* BEGIN *

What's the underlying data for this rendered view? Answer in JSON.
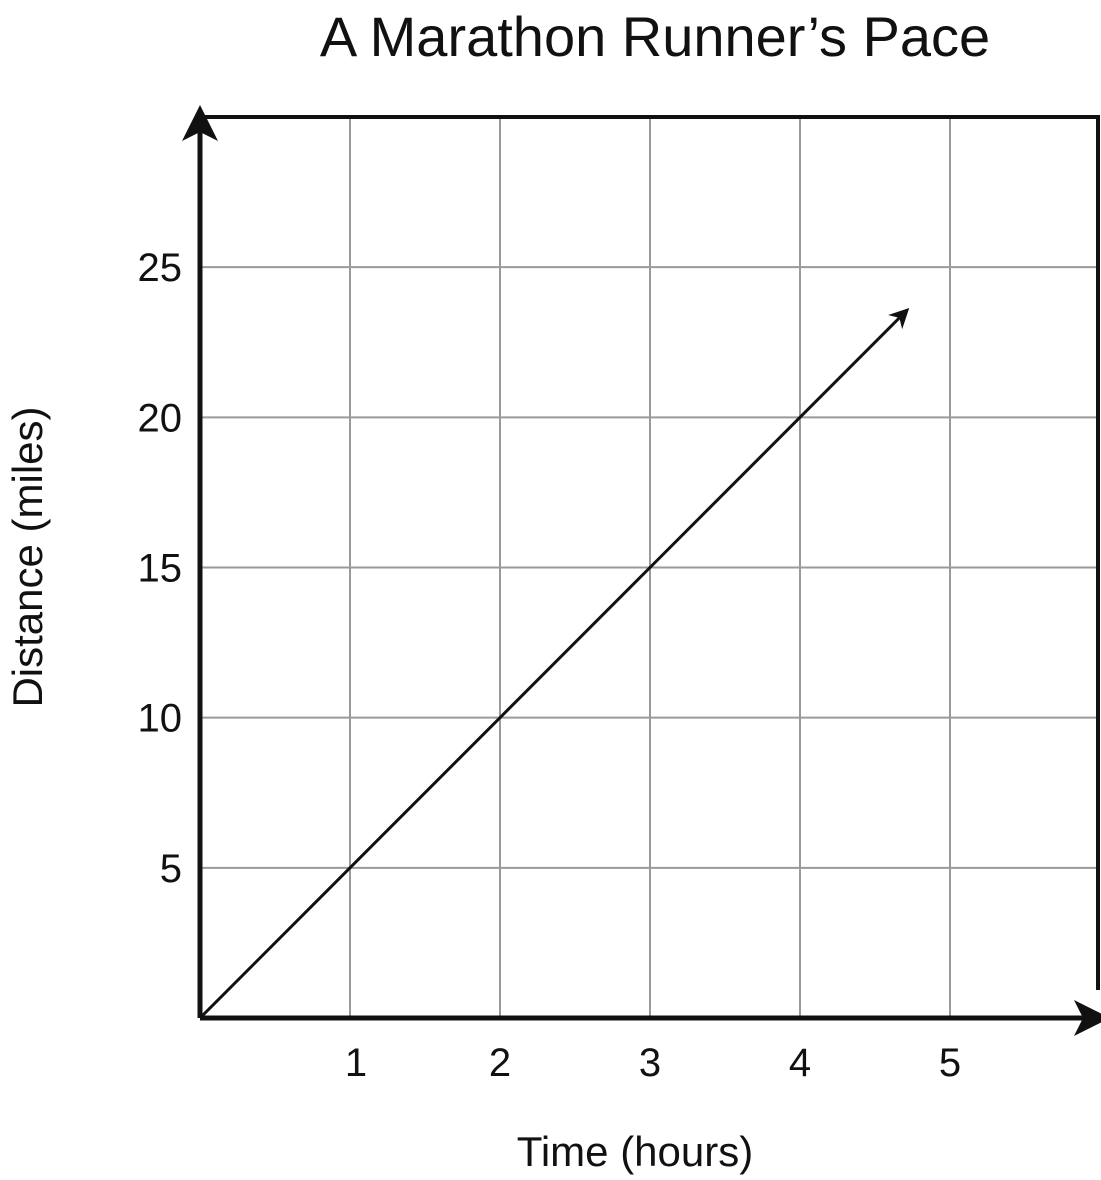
{
  "chart_data": {
    "type": "line",
    "title": "A Marathon Runner’s Pace",
    "xlabel": "Time (hours)",
    "ylabel": "Distance (miles)",
    "x_ticks": [
      "1",
      "2",
      "3",
      "4",
      "5"
    ],
    "y_ticks": [
      "5",
      "10",
      "15",
      "20",
      "25"
    ],
    "xlim": [
      0,
      6
    ],
    "ylim": [
      0,
      30
    ],
    "grid": true,
    "legend": "none",
    "series": [
      {
        "x": [
          0,
          1,
          2,
          3,
          4,
          4.7
        ],
        "y": [
          0,
          5,
          10,
          15,
          20,
          23.5
        ],
        "end_arrow": true
      }
    ],
    "colors": {
      "line": "#111111",
      "axes": "#111111",
      "grid": "#9a9a9a"
    }
  }
}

* END *

## The exercise:
Reproduce every line of the material precisely, omitting its pictures.

## Solved problem:
What's the underlying data for this rendered view? Answer in JSON.
{
  "chart_data": {
    "type": "line",
    "title": "A Marathon Runner’s Pace",
    "xlabel": "Time (hours)",
    "ylabel": "Distance (miles)",
    "x_ticks": [
      "1",
      "2",
      "3",
      "4",
      "5"
    ],
    "y_ticks": [
      "5",
      "10",
      "15",
      "20",
      "25"
    ],
    "xlim": [
      0,
      6
    ],
    "ylim": [
      0,
      30
    ],
    "grid": true,
    "legend": "none",
    "series": [
      {
        "x": [
          0,
          1,
          2,
          3,
          4,
          4.7
        ],
        "y": [
          0,
          5,
          10,
          15,
          20,
          23.5
        ],
        "end_arrow": true
      }
    ],
    "colors": {
      "line": "#111111",
      "axes": "#111111",
      "grid": "#9a9a9a"
    }
  }
}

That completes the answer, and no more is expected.